(Listed entries):

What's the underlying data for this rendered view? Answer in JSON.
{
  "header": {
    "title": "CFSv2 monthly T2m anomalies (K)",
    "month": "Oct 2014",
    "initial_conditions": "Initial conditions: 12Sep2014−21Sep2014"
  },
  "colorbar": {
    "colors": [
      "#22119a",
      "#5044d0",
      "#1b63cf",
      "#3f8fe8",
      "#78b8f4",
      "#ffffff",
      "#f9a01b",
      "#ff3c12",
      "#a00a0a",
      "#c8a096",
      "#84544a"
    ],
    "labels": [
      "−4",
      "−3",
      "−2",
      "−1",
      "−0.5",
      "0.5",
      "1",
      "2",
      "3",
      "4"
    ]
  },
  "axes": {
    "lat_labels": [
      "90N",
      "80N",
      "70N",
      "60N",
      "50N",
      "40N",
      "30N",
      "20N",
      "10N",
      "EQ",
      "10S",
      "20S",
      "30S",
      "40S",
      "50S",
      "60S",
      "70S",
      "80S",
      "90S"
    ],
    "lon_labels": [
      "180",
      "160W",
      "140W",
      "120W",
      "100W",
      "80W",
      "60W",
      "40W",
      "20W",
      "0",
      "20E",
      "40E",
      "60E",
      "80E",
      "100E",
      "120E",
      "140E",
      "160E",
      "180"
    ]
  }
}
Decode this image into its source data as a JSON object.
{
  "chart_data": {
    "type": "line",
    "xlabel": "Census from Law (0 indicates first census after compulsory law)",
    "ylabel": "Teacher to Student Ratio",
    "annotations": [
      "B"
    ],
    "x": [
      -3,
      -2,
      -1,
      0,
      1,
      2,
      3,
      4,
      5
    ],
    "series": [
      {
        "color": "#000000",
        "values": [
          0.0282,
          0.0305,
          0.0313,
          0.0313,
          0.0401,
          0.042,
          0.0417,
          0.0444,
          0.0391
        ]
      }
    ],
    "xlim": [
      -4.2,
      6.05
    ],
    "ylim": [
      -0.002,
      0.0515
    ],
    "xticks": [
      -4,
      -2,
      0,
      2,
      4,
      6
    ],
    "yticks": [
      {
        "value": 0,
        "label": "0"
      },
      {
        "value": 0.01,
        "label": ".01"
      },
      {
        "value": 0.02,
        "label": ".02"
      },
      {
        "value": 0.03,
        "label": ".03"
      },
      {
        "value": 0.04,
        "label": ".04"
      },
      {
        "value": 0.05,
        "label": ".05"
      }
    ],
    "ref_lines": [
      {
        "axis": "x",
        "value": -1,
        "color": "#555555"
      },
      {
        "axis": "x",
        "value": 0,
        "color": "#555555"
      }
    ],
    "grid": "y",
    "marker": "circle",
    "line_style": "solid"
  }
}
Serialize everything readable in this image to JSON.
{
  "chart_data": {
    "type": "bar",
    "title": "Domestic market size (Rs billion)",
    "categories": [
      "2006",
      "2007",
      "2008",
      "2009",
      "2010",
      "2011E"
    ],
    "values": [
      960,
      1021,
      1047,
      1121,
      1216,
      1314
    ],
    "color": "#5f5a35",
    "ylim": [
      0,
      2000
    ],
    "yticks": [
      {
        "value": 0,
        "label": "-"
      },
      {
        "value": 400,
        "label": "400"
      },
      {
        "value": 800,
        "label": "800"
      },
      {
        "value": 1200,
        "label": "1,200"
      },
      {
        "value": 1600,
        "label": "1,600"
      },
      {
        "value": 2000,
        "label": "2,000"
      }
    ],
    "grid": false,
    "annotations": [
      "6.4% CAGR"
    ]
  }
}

(What is expected):
Repeat the material above exactly.

(Correct result):
What's the underlying data for this rendered view? Answer in JSON.
{
  "header": {
    "title": "CFSv2 monthly T2m anomalies (K)",
    "month": "Oct 2014",
    "initial_conditions": "Initial conditions: 12Sep2014−21Sep2014"
  },
  "colorbar": {
    "colors": [
      "#22119a",
      "#5044d0",
      "#1b63cf",
      "#3f8fe8",
      "#78b8f4",
      "#ffffff",
      "#f9a01b",
      "#ff3c12",
      "#a00a0a",
      "#c8a096",
      "#84544a"
    ],
    "labels": [
      "−4",
      "−3",
      "−2",
      "−1",
      "−0.5",
      "0.5",
      "1",
      "2",
      "3",
      "4"
    ]
  },
  "axes": {
    "lat_labels": [
      "90N",
      "80N",
      "70N",
      "60N",
      "50N",
      "40N",
      "30N",
      "20N",
      "10N",
      "EQ",
      "10S",
      "20S",
      "30S",
      "40S",
      "50S",
      "60S",
      "70S",
      "80S",
      "90S"
    ],
    "lon_labels": [
      "180",
      "160W",
      "140W",
      "120W",
      "100W",
      "80W",
      "60W",
      "40W",
      "20W",
      "0",
      "20E",
      "40E",
      "60E",
      "80E",
      "100E",
      "120E",
      "140E",
      "160E",
      "180"
    ]
  }
}
Decode this image into its source data as a JSON object.
{
  "chart_data": {
    "type": "line",
    "xlabel": "Census from Law (0 indicates first census after compulsory law)",
    "ylabel": "Teacher to Student Ratio",
    "annotations": [
      "B"
    ],
    "x": [
      -3,
      -2,
      -1,
      0,
      1,
      2,
      3,
      4,
      5
    ],
    "series": [
      {
        "color": "#000000",
        "values": [
          0.0282,
          0.0305,
          0.0313,
          0.0313,
          0.0401,
          0.042,
          0.0417,
          0.0444,
          0.0391
        ]
      }
    ],
    "xlim": [
      -4.2,
      6.05
    ],
    "ylim": [
      -0.002,
      0.0515
    ],
    "xticks": [
      -4,
      -2,
      0,
      2,
      4,
      6
    ],
    "yticks": [
      {
        "value": 0,
        "label": "0"
      },
      {
        "value": 0.01,
        "label": ".01"
      },
      {
        "value": 0.02,
        "label": ".02"
      },
      {
        "value": 0.03,
        "label": ".03"
      },
      {
        "value": 0.04,
        "label": ".04"
      },
      {
        "value": 0.05,
        "label": ".05"
      }
    ],
    "ref_lines": [
      {
        "axis": "x",
        "value": -1,
        "color": "#555555"
      },
      {
        "axis": "x",
        "value": 0,
        "color": "#555555"
      }
    ],
    "grid": "y",
    "marker": "circle",
    "line_style": "solid"
  }
}
Serialize everything readable in this image to JSON.
{
  "chart_data": {
    "type": "bar",
    "title": "Domestic market size (Rs billion)",
    "categories": [
      "2006",
      "2007",
      "2008",
      "2009",
      "2010",
      "2011E"
    ],
    "values": [
      960,
      1021,
      1047,
      1121,
      1216,
      1314
    ],
    "color": "#5f5a35",
    "ylim": [
      0,
      2000
    ],
    "yticks": [
      {
        "value": 0,
        "label": "-"
      },
      {
        "value": 400,
        "label": "400"
      },
      {
        "value": 800,
        "label": "800"
      },
      {
        "value": 1200,
        "label": "1,200"
      },
      {
        "value": 1600,
        "label": "1,600"
      },
      {
        "value": 2000,
        "label": "2,000"
      }
    ],
    "grid": false,
    "annotations": [
      "6.4% CAGR"
    ]
  }
}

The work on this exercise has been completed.